**The exercise**
Each record must be reproduced exactly as it is shown.

Dataset records:
>>>>>

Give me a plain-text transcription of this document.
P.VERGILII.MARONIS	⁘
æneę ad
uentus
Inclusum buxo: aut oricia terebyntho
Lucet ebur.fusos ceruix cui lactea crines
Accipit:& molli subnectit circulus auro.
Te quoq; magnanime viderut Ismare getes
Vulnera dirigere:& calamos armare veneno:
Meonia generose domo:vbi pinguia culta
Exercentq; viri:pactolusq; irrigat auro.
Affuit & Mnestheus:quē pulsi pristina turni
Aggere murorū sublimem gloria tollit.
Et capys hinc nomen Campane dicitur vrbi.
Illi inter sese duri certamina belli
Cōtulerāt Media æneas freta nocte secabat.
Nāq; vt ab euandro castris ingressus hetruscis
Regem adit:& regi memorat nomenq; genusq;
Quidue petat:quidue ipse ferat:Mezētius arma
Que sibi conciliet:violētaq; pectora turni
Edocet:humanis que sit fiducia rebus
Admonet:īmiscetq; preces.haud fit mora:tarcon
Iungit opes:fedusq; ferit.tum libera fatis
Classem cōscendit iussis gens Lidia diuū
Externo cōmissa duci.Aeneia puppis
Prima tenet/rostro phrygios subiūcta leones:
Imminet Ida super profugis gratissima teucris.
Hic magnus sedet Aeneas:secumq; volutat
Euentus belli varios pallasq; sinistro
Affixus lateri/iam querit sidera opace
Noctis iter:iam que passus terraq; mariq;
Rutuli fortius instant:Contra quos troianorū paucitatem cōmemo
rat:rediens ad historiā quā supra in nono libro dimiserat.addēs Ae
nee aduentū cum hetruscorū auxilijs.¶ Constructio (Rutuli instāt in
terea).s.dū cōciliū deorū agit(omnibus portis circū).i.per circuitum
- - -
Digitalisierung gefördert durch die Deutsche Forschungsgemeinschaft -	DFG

<<<<<

**The response**
Give me a plain-text transcription of this document.
P.VERGILII.MARONIS	⁘
æneę ad
uentus
Inclusum buxo: aut oricia terebyntho
Lucet ebur.fusos ceruix cui lactea crines
Accipit:& molli subnectit circulus auro.
Te quoq; magnanime viderut Ismare getes
Vulnera dirigere:& calamos armare veneno:
Meonia generose domo:vbi pinguia culta
Exercentq; viri:pactolusq; irrigat auro.
Affuit & Mnestheus:quē pulsi pristina turni
Aggere murorū sublimem gloria tollit.
Et capys hinc nomen Campane dicitur vrbi.
Illi inter sese duri certamina belli
Cōtulerāt Media æneas freta nocte secabat.
Nāq; vt ab euandro castris ingressus hetruscis
Regem adit:& regi memorat nomenq; genusq;
Quidue petat:quidue ipse ferat:Mezētius arma
Que sibi conciliet:violētaq; pectora turni
Edocet:humanis que sit fiducia rebus
Admonet:īmiscetq; preces.haud fit mora:tarcon
Iungit opes:fedusq; ferit.tum libera fatis
Classem cōscendit iussis gens Lidia diuū
Externo cōmissa duci.Aeneia puppis
Prima tenet/rostro phrygios subiūcta leones:
Imminet Ida super profugis gratissima teucris.
Hic magnus sedet Aeneas:secumq; volutat
Euentus belli varios pallasq; sinistro
Affixus lateri/iam querit sidera opace
Noctis iter:iam que passus terraq; mariq;
Rutuli fortius instant:Contra quos troianorū paucitatem cōmemo
rat:rediens ad historiā quā supra in nono libro dimiserat.addēs Ae
nee aduentū cum hetruscorū auxilijs.¶ Constructio (Rutuli instāt in
terea).s.dū cōciliū deorū agit(omnibus portis circū).i.per circuitum
- - -
Digitalisierung gefördert durch die Deutsche Forschungsgemeinschaft -	DFG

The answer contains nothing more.